Challenge: Extract the text of each entry below exactly, leaving every image behind.

Material for this exercise:
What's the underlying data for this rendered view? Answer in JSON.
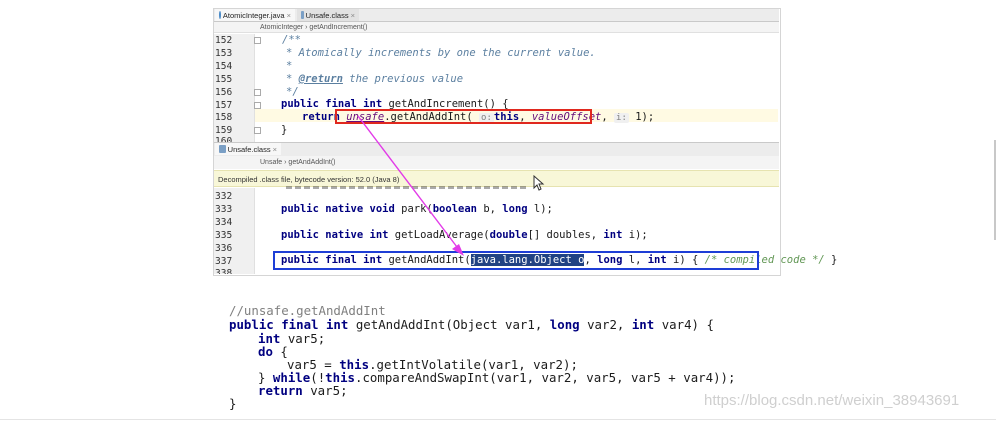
{
  "top_tabs": [
    {
      "label": "AtomicInteger.java"
    },
    {
      "label": "Unsafe.class"
    }
  ],
  "breadcrumb1": {
    "class": "AtomicInteger",
    "method": "getAndIncrement()"
  },
  "editor1": {
    "lines": [
      {
        "num": "152",
        "code": "/**"
      },
      {
        "num": "153",
        "code": "* Atomically increments by one the current value."
      },
      {
        "num": "154",
        "code": "*"
      },
      {
        "num": "155",
        "tag": "@return",
        "rest": " the previous value"
      },
      {
        "num": "156",
        "code": "*/"
      },
      {
        "num": "157",
        "mods": "public final int",
        "rest": " getAndIncrement() {"
      },
      {
        "num": "158",
        "kw": "return",
        "field": "unsafe",
        "call": ".getAndAddInt(",
        "hint1": "o:",
        "this": "this",
        "sep": ", ",
        "field2": "valueOffset",
        "sep2": ", ",
        "hint2": "i:",
        "arg": " 1);"
      },
      {
        "num": "159",
        "code": "}"
      },
      {
        "num": "160",
        "code": ""
      }
    ]
  },
  "bottom_tab": {
    "label": "Unsafe.class"
  },
  "breadcrumb2": {
    "class": "Unsafe",
    "method": "getAndAddInt()"
  },
  "notice": "Decompiled .class file, bytecode version: 52.0 (Java 8)",
  "editor2": {
    "lines": [
      {
        "num": "332",
        "code": ""
      },
      {
        "num": "333",
        "mods": "public native void",
        "rest": " park(",
        "kw2": "boolean",
        "rest2": " b, ",
        "kw3": "long",
        "rest3": " l);"
      },
      {
        "num": "334",
        "code": ""
      },
      {
        "num": "335",
        "mods": "public native int",
        "rest": " getLoadAverage(",
        "kw2": "double",
        "rest2": "[] doubles, ",
        "kw3": "int",
        "rest3": " i);"
      },
      {
        "num": "336",
        "code": ""
      },
      {
        "num": "337",
        "mods": "public final int",
        "rest": " getAndAddInt(",
        "sel": "java.lang.Object o",
        "rest2": ", ",
        "kw2": "long",
        "rest3": " l, ",
        "kw3": "int",
        "rest4": " i) { ",
        "cmt": "/* compiled code */",
        "end": " }"
      },
      {
        "num": "338",
        "code": ""
      }
    ]
  },
  "snippet": {
    "l1": "//unsafe.getAndAddInt",
    "l2a": "public final int",
    "l2b": " getAndAddInt(Object var1, ",
    "l2c": "long",
    "l2d": " var2, ",
    "l2e": "int",
    "l2f": " var4) {",
    "l3a": "int",
    "l3b": " var5;",
    "l4a": "do",
    "l4b": " {",
    "l5a": "var5 = ",
    "l5b": "this",
    "l5c": ".getIntVolatile(var1, var2);",
    "l6a": "} ",
    "l6b": "while",
    "l6c": "(!",
    "l6d": "this",
    "l6e": ".compareAndSwapInt(var1, var2, var5, var5 + var4));",
    "l7a": "return",
    "l7b": " var5;",
    "l8": "}"
  },
  "watermark": "https://blog.csdn.net/weixin_38943691",
  "colors": {
    "red_box": "#e0281e",
    "blue_box": "#1e3ed6",
    "arrow": "#e23be8",
    "selection": "#214283"
  }
}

Finished exercise:
What's the underlying data for this rendered view? Answer in JSON.
{
  "top_tabs": [
    {
      "label": "AtomicInteger.java"
    },
    {
      "label": "Unsafe.class"
    }
  ],
  "breadcrumb1": {
    "class": "AtomicInteger",
    "method": "getAndIncrement()"
  },
  "editor1": {
    "lines": [
      {
        "num": "152",
        "code": "/**"
      },
      {
        "num": "153",
        "code": "* Atomically increments by one the current value."
      },
      {
        "num": "154",
        "code": "*"
      },
      {
        "num": "155",
        "tag": "@return",
        "rest": " the previous value"
      },
      {
        "num": "156",
        "code": "*/"
      },
      {
        "num": "157",
        "mods": "public final int",
        "rest": " getAndIncrement() {"
      },
      {
        "num": "158",
        "kw": "return",
        "field": "unsafe",
        "call": ".getAndAddInt(",
        "hint1": "o:",
        "this": "this",
        "sep": ", ",
        "field2": "valueOffset",
        "sep2": ", ",
        "hint2": "i:",
        "arg": " 1);"
      },
      {
        "num": "159",
        "code": "}"
      },
      {
        "num": "160",
        "code": ""
      }
    ]
  },
  "bottom_tab": {
    "label": "Unsafe.class"
  },
  "breadcrumb2": {
    "class": "Unsafe",
    "method": "getAndAddInt()"
  },
  "notice": "Decompiled .class file, bytecode version: 52.0 (Java 8)",
  "editor2": {
    "lines": [
      {
        "num": "332",
        "code": ""
      },
      {
        "num": "333",
        "mods": "public native void",
        "rest": " park(",
        "kw2": "boolean",
        "rest2": " b, ",
        "kw3": "long",
        "rest3": " l);"
      },
      {
        "num": "334",
        "code": ""
      },
      {
        "num": "335",
        "mods": "public native int",
        "rest": " getLoadAverage(",
        "kw2": "double",
        "rest2": "[] doubles, ",
        "kw3": "int",
        "rest3": " i);"
      },
      {
        "num": "336",
        "code": ""
      },
      {
        "num": "337",
        "mods": "public final int",
        "rest": " getAndAddInt(",
        "sel": "java.lang.Object o",
        "rest2": ", ",
        "kw2": "long",
        "rest3": " l, ",
        "kw3": "int",
        "rest4": " i) { ",
        "cmt": "/* compiled code */",
        "end": " }"
      },
      {
        "num": "338",
        "code": ""
      }
    ]
  },
  "snippet": {
    "l1": "//unsafe.getAndAddInt",
    "l2a": "public final int",
    "l2b": " getAndAddInt(Object var1, ",
    "l2c": "long",
    "l2d": " var2, ",
    "l2e": "int",
    "l2f": " var4) {",
    "l3a": "int",
    "l3b": " var5;",
    "l4a": "do",
    "l4b": " {",
    "l5a": "var5 = ",
    "l5b": "this",
    "l5c": ".getIntVolatile(var1, var2);",
    "l6a": "} ",
    "l6b": "while",
    "l6c": "(!",
    "l6d": "this",
    "l6e": ".compareAndSwapInt(var1, var2, var5, var5 + var4));",
    "l7a": "return",
    "l7b": " var5;",
    "l8": "}"
  },
  "watermark": "https://blog.csdn.net/weixin_38943691",
  "colors": {
    "red_box": "#e0281e",
    "blue_box": "#1e3ed6",
    "arrow": "#e23be8",
    "selection": "#214283"
  }
}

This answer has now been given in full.